Element boundary records

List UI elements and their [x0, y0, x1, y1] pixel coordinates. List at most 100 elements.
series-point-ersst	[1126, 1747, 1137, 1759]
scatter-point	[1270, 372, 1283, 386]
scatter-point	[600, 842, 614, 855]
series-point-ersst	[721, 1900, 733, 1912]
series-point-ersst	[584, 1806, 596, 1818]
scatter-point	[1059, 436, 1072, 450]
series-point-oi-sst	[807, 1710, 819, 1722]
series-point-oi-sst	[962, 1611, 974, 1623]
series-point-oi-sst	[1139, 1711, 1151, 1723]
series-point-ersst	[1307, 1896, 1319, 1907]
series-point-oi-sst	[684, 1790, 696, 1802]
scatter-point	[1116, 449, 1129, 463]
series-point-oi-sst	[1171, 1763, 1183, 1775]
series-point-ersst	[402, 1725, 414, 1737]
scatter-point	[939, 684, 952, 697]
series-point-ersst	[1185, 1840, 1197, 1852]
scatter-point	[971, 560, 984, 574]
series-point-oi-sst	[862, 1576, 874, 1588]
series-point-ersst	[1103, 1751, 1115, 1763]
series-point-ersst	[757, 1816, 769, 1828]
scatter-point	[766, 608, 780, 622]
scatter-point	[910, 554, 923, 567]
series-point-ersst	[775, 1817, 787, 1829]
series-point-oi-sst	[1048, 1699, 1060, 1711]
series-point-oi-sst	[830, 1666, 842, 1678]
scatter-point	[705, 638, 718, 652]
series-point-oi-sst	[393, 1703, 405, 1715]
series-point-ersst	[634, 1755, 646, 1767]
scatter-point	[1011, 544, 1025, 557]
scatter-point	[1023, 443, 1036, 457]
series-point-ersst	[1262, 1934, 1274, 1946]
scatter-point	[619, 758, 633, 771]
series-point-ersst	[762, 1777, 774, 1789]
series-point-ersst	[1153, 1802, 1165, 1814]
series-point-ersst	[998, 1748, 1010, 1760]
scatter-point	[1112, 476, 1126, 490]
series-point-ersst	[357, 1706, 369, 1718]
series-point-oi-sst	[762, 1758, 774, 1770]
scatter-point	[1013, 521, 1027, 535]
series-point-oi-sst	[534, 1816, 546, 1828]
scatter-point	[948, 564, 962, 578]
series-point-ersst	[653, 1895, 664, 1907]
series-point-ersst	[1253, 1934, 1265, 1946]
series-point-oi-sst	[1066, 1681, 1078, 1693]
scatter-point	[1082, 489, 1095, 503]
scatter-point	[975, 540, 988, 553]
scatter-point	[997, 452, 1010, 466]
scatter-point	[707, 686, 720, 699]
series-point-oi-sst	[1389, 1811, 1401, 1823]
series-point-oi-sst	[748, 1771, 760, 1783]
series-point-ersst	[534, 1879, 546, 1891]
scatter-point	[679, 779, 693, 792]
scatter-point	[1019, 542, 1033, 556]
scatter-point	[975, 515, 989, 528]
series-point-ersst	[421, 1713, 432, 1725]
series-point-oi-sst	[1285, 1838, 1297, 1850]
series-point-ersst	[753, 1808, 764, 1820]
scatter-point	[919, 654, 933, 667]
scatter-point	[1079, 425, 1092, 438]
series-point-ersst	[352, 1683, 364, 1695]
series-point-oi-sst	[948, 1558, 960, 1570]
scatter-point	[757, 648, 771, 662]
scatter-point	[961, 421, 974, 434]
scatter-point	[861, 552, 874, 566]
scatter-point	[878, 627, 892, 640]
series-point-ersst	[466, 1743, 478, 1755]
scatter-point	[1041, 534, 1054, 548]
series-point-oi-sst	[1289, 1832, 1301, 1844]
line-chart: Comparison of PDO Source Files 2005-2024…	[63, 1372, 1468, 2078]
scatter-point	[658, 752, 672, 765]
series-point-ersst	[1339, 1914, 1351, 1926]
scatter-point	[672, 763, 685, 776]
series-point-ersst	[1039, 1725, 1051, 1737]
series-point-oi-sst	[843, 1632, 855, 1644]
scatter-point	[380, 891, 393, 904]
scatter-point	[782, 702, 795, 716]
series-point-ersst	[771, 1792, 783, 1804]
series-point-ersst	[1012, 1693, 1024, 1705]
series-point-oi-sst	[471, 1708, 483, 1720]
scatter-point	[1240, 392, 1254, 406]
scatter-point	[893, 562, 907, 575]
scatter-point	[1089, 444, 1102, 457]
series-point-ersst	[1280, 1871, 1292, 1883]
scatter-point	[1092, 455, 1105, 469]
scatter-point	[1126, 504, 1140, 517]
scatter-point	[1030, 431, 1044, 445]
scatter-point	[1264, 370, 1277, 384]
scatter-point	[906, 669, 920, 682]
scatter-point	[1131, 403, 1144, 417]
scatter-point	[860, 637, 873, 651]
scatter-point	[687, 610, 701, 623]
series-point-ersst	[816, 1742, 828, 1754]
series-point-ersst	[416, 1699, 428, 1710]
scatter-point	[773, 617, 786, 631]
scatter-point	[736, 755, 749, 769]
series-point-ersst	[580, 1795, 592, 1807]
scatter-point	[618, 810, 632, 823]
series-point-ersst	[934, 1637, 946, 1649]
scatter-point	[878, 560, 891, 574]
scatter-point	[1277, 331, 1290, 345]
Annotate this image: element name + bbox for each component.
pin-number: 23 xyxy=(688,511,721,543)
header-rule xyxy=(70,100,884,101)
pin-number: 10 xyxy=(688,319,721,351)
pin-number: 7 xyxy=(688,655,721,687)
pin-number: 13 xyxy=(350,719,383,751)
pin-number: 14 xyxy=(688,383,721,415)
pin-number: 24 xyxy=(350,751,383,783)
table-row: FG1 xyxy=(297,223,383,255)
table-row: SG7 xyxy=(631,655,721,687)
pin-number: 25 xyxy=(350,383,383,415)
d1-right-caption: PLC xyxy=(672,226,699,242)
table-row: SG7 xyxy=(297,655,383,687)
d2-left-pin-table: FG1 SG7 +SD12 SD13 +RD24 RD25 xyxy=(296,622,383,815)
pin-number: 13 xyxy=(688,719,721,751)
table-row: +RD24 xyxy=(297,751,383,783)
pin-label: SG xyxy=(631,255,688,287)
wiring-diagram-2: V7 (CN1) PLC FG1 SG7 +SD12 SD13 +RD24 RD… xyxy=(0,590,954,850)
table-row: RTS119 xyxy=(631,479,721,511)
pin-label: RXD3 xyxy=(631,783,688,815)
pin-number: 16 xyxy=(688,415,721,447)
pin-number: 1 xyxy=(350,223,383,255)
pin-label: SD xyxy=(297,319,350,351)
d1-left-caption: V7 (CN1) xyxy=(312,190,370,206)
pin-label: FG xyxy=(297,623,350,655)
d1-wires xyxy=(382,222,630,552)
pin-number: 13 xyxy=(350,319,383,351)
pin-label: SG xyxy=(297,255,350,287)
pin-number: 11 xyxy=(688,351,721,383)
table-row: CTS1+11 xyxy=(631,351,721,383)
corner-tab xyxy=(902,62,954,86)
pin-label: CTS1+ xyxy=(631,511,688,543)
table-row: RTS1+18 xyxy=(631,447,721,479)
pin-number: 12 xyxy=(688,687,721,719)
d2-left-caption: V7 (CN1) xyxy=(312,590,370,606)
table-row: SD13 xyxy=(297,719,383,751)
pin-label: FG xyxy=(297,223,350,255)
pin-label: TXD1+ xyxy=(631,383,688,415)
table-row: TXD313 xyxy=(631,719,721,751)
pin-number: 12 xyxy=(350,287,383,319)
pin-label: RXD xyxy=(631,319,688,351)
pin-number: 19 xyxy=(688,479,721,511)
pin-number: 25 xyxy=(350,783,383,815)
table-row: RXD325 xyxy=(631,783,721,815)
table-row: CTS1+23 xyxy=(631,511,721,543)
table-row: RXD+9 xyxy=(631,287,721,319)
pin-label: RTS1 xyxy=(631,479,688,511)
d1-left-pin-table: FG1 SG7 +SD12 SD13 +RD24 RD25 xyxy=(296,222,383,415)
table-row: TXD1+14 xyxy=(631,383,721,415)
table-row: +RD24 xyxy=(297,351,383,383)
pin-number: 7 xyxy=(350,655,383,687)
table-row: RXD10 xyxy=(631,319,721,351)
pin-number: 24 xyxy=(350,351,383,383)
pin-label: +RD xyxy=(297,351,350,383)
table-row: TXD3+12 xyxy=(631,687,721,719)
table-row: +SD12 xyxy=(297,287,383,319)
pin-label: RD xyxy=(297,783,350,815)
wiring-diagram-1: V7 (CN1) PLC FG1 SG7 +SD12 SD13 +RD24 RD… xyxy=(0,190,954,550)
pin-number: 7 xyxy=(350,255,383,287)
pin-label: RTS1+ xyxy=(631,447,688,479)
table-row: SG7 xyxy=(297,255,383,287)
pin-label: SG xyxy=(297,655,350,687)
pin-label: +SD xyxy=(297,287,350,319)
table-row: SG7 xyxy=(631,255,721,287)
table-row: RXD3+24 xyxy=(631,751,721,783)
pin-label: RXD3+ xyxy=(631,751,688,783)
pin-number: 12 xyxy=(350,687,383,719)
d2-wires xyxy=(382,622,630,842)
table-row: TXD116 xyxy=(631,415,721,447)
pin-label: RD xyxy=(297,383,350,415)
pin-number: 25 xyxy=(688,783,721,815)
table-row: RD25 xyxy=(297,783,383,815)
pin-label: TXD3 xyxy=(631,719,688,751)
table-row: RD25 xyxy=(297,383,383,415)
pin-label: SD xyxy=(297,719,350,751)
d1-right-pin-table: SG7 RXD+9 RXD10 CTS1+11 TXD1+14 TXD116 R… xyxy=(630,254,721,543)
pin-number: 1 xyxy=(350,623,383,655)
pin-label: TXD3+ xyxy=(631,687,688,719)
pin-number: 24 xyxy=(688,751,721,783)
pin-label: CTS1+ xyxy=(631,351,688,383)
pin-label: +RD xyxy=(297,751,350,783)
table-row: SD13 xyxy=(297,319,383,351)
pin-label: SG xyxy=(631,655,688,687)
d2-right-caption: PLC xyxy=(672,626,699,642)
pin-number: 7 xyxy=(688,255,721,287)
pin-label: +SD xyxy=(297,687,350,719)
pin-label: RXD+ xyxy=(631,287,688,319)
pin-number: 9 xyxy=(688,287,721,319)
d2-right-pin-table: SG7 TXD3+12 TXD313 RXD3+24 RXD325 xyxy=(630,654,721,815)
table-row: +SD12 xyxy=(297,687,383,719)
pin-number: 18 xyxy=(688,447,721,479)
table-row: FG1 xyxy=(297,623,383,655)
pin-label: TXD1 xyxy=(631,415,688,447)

Set exercise
Write out the records from the first line through the line with "436, 1072, 450]", swapping "scatter-point" for "scatter-dot" and leaving everything else the same.

Result
List UI elements and their [x0, y0, x1, y1] pixel coordinates. List at most 100 elements.
series-point-ersst	[1126, 1747, 1137, 1759]
scatter-dot	[1270, 372, 1283, 386]
scatter-dot	[600, 842, 614, 855]
series-point-ersst	[721, 1900, 733, 1912]
series-point-ersst	[584, 1806, 596, 1818]
scatter-dot	[1059, 436, 1072, 450]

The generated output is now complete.